### [EXERCISE DIRECTIONS]
Repeat all the material exactly; pictures stay out of your copy.
━━━━━━━━
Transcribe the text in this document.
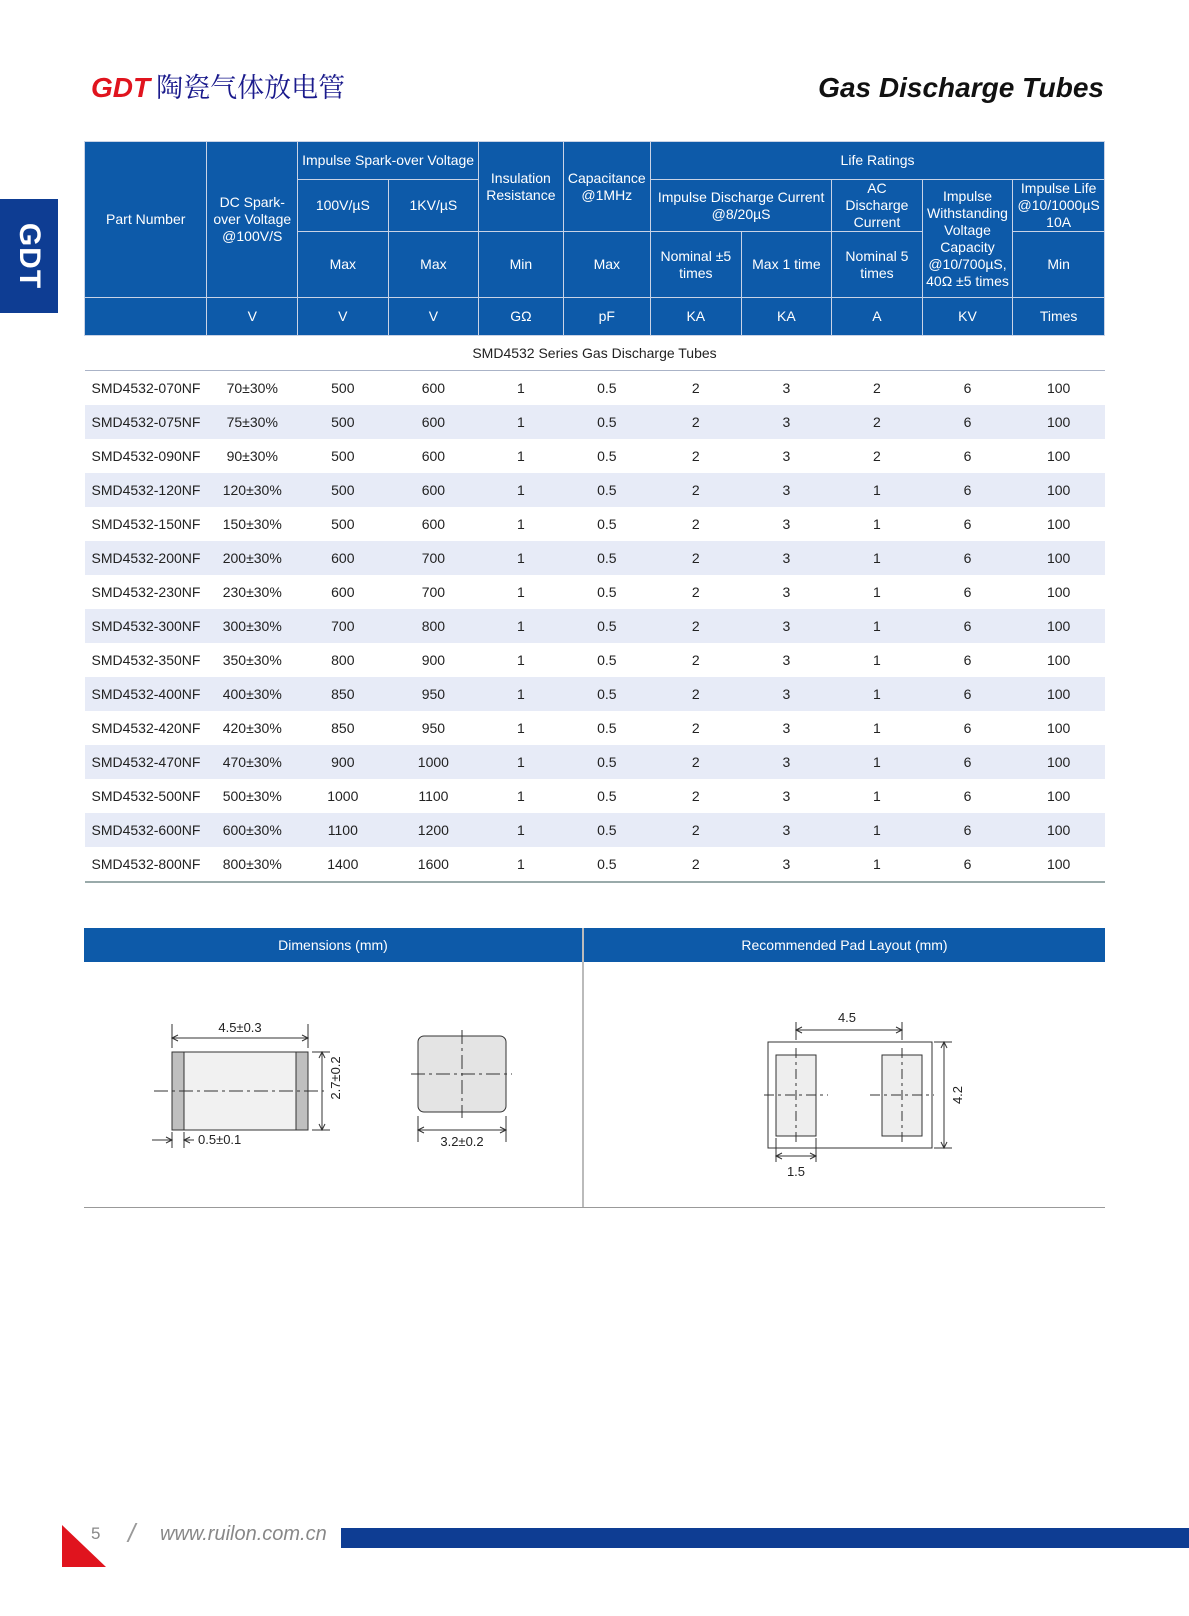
GDT 陶瓷气体放电管	Gas Discharge Tubes
GDT
Part Number	DC Spark-over Voltage @100V/S	Impulse Spark-over Voltage		Insulation Resistance	Capacitance @1MHz	Life Ratings				
		100V/µS	1KV/µS			Impulse Discharge Current @8/20µS		AC Discharge Current	Impulse Withstanding Voltage Capacity @10/700µS, 40Ω ±5 times	Impulse Life @10/1000µS 10A
		Max	Max	Min	Max	Nominal ±5 times	Max 1 time	Nominal 5 times		Min
	V	V	V	GΩ	pF	KA	KA	A	KV	Times
SMD4532 Series Gas Discharge Tubes										
SMD4532-070NF	70±30%	500	600	1	0.5	2	3	2	6	100
SMD4532-075NF	75±30%	500	600	1	0.5	2	3	2	6	100
SMD4532-090NF	90±30%	500	600	1	0.5	2	3	2	6	100
SMD4532-120NF	120±30%	500	600	1	0.5	2	3	1	6	100
SMD4532-150NF	150±30%	500	600	1	0.5	2	3	1	6	100
SMD4532-200NF	200±30%	600	700	1	0.5	2	3	1	6	100
SMD4532-230NF	230±30%	600	700	1	0.5	2	3	1	6	100
SMD4532-300NF	300±30%	700	800	1	0.5	2	3	1	6	100
SMD4532-350NF	350±30%	800	900	1	0.5	2	3	1	6	100
SMD4532-400NF	400±30%	850	950	1	0.5	2	3	1	6	100
SMD4532-420NF	420±30%	850	950	1	0.5	2	3	1	6	100
SMD4532-470NF	470±30%	900	1000	1	0.5	2	3	1	6	100
SMD4532-500NF	500±30%	1000	1100	1	0.5	2	3	1	6	100
SMD4532-600NF	600±30%	1100	1200	1	0.5	2	3	1	6	100
SMD4532-800NF	800±30%	1400	1600	1	0.5	2	3	1	6	100
Dimensions (mm)	Recommended Pad Layout (mm)
4.5±0.3
2.7±0.2
0.5±0.1	3.2±0.2
4.5
4.2
1.5
5 / www.ruilon.com.cn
━━━━━━━━
### [EXPECTED ANSWER]
Transcribe the text in this document.
GDT 陶瓷气体放电管	Gas Discharge Tubes
GDT
Part Number	DC Spark-over Voltage @100V/S	Impulse Spark-over Voltage		Insulation Resistance	Capacitance @1MHz	Life Ratings				
		100V/µS	1KV/µS			Impulse Discharge Current @8/20µS		AC Discharge Current	Impulse Withstanding Voltage Capacity @10/700µS, 40Ω ±5 times	Impulse Life @10/1000µS 10A
		Max	Max	Min	Max	Nominal ±5 times	Max 1 time	Nominal 5 times		Min
	V	V	V	GΩ	pF	KA	KA	A	KV	Times
SMD4532 Series Gas Discharge Tubes										
SMD4532-070NF	70±30%	500	600	1	0.5	2	3	2	6	100
SMD4532-075NF	75±30%	500	600	1	0.5	2	3	2	6	100
SMD4532-090NF	90±30%	500	600	1	0.5	2	3	2	6	100
SMD4532-120NF	120±30%	500	600	1	0.5	2	3	1	6	100
SMD4532-150NF	150±30%	500	600	1	0.5	2	3	1	6	100
SMD4532-200NF	200±30%	600	700	1	0.5	2	3	1	6	100
SMD4532-230NF	230±30%	600	700	1	0.5	2	3	1	6	100
SMD4532-300NF	300±30%	700	800	1	0.5	2	3	1	6	100
SMD4532-350NF	350±30%	800	900	1	0.5	2	3	1	6	100
SMD4532-400NF	400±30%	850	950	1	0.5	2	3	1	6	100
SMD4532-420NF	420±30%	850	950	1	0.5	2	3	1	6	100
SMD4532-470NF	470±30%	900	1000	1	0.5	2	3	1	6	100
SMD4532-500NF	500±30%	1000	1100	1	0.5	2	3	1	6	100
SMD4532-600NF	600±30%	1100	1200	1	0.5	2	3	1	6	100
SMD4532-800NF	800±30%	1400	1600	1	0.5	2	3	1	6	100
Dimensions (mm)	Recommended Pad Layout (mm)
4.5±0.3
2.7±0.2
0.5±0.1	3.2±0.2
4.5
4.2
1.5
5 / www.ruilon.com.cn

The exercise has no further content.